[PROBLEM DETAILS]: Reproduce all of the material exactly as shown.

[DATA SECTION]:
<<<<
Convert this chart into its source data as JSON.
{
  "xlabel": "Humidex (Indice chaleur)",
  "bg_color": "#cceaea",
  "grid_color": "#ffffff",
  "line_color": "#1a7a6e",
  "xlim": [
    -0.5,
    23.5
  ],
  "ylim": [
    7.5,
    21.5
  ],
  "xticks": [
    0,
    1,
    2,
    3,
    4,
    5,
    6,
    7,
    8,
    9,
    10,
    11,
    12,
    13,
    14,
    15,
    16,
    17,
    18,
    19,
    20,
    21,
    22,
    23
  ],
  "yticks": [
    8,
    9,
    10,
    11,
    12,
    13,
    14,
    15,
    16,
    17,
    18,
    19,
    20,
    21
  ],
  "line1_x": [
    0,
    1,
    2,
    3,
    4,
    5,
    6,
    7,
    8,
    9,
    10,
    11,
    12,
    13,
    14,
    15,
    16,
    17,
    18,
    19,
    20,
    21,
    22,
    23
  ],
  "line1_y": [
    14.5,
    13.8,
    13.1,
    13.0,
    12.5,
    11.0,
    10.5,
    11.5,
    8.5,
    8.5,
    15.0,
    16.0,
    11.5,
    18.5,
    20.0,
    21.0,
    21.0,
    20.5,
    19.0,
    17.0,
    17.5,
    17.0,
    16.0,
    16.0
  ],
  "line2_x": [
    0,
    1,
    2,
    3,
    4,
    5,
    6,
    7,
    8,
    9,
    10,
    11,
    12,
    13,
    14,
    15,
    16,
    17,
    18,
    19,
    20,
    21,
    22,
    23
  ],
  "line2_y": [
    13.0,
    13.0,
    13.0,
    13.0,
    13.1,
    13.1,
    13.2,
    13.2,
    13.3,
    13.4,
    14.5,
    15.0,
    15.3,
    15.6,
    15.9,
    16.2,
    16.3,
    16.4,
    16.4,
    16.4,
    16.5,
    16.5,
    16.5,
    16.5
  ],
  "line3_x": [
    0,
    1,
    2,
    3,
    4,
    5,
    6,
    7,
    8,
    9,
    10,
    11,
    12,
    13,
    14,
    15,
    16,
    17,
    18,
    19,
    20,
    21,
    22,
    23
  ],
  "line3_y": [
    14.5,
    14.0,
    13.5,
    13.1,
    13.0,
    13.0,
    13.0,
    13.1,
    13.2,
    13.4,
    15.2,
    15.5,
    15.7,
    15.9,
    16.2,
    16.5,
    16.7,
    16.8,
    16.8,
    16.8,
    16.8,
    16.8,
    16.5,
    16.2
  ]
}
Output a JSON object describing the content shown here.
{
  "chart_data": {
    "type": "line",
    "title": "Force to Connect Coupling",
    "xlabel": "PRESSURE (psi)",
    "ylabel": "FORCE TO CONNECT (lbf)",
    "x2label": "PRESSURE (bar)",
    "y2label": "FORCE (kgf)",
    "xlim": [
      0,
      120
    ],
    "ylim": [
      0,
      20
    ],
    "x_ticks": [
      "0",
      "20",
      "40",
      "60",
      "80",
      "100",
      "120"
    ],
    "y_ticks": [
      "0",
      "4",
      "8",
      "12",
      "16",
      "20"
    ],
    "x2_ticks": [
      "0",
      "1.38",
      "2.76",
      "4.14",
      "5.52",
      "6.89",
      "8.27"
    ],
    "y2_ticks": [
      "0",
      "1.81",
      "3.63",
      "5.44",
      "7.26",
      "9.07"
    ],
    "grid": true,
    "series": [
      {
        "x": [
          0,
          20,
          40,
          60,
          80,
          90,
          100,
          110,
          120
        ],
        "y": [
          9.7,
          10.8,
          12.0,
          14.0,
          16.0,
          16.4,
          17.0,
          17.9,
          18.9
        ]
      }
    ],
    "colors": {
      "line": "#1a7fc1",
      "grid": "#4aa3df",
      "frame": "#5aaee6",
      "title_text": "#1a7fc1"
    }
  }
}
>>>>
[ANSWER TO THIS PROBLEM]:
Convert this chart into its source data as JSON.
{
  "xlabel": "Humidex (Indice chaleur)",
  "bg_color": "#cceaea",
  "grid_color": "#ffffff",
  "line_color": "#1a7a6e",
  "xlim": [
    -0.5,
    23.5
  ],
  "ylim": [
    7.5,
    21.5
  ],
  "xticks": [
    0,
    1,
    2,
    3,
    4,
    5,
    6,
    7,
    8,
    9,
    10,
    11,
    12,
    13,
    14,
    15,
    16,
    17,
    18,
    19,
    20,
    21,
    22,
    23
  ],
  "yticks": [
    8,
    9,
    10,
    11,
    12,
    13,
    14,
    15,
    16,
    17,
    18,
    19,
    20,
    21
  ],
  "line1_x": [
    0,
    1,
    2,
    3,
    4,
    5,
    6,
    7,
    8,
    9,
    10,
    11,
    12,
    13,
    14,
    15,
    16,
    17,
    18,
    19,
    20,
    21,
    22,
    23
  ],
  "line1_y": [
    14.5,
    13.8,
    13.1,
    13.0,
    12.5,
    11.0,
    10.5,
    11.5,
    8.5,
    8.5,
    15.0,
    16.0,
    11.5,
    18.5,
    20.0,
    21.0,
    21.0,
    20.5,
    19.0,
    17.0,
    17.5,
    17.0,
    16.0,
    16.0
  ],
  "line2_x": [
    0,
    1,
    2,
    3,
    4,
    5,
    6,
    7,
    8,
    9,
    10,
    11,
    12,
    13,
    14,
    15,
    16,
    17,
    18,
    19,
    20,
    21,
    22,
    23
  ],
  "line2_y": [
    13.0,
    13.0,
    13.0,
    13.0,
    13.1,
    13.1,
    13.2,
    13.2,
    13.3,
    13.4,
    14.5,
    15.0,
    15.3,
    15.6,
    15.9,
    16.2,
    16.3,
    16.4,
    16.4,
    16.4,
    16.5,
    16.5,
    16.5,
    16.5
  ],
  "line3_x": [
    0,
    1,
    2,
    3,
    4,
    5,
    6,
    7,
    8,
    9,
    10,
    11,
    12,
    13,
    14,
    15,
    16,
    17,
    18,
    19,
    20,
    21,
    22,
    23
  ],
  "line3_y": [
    14.5,
    14.0,
    13.5,
    13.1,
    13.0,
    13.0,
    13.0,
    13.1,
    13.2,
    13.4,
    15.2,
    15.5,
    15.7,
    15.9,
    16.2,
    16.5,
    16.7,
    16.8,
    16.8,
    16.8,
    16.8,
    16.8,
    16.5,
    16.2
  ]
}
Output a JSON object describing the content shown here.
{
  "chart_data": {
    "type": "line",
    "title": "Force to Connect Coupling",
    "xlabel": "PRESSURE (psi)",
    "ylabel": "FORCE TO CONNECT (lbf)",
    "x2label": "PRESSURE (bar)",
    "y2label": "FORCE (kgf)",
    "xlim": [
      0,
      120
    ],
    "ylim": [
      0,
      20
    ],
    "x_ticks": [
      "0",
      "20",
      "40",
      "60",
      "80",
      "100",
      "120"
    ],
    "y_ticks": [
      "0",
      "4",
      "8",
      "12",
      "16",
      "20"
    ],
    "x2_ticks": [
      "0",
      "1.38",
      "2.76",
      "4.14",
      "5.52",
      "6.89",
      "8.27"
    ],
    "y2_ticks": [
      "0",
      "1.81",
      "3.63",
      "5.44",
      "7.26",
      "9.07"
    ],
    "grid": true,
    "series": [
      {
        "x": [
          0,
          20,
          40,
          60,
          80,
          90,
          100,
          110,
          120
        ],
        "y": [
          9.7,
          10.8,
          12.0,
          14.0,
          16.0,
          16.4,
          17.0,
          17.9,
          18.9
        ]
      }
    ],
    "colors": {
      "line": "#1a7fc1",
      "grid": "#4aa3df",
      "frame": "#5aaee6",
      "title_text": "#1a7fc1"
    }
  }
}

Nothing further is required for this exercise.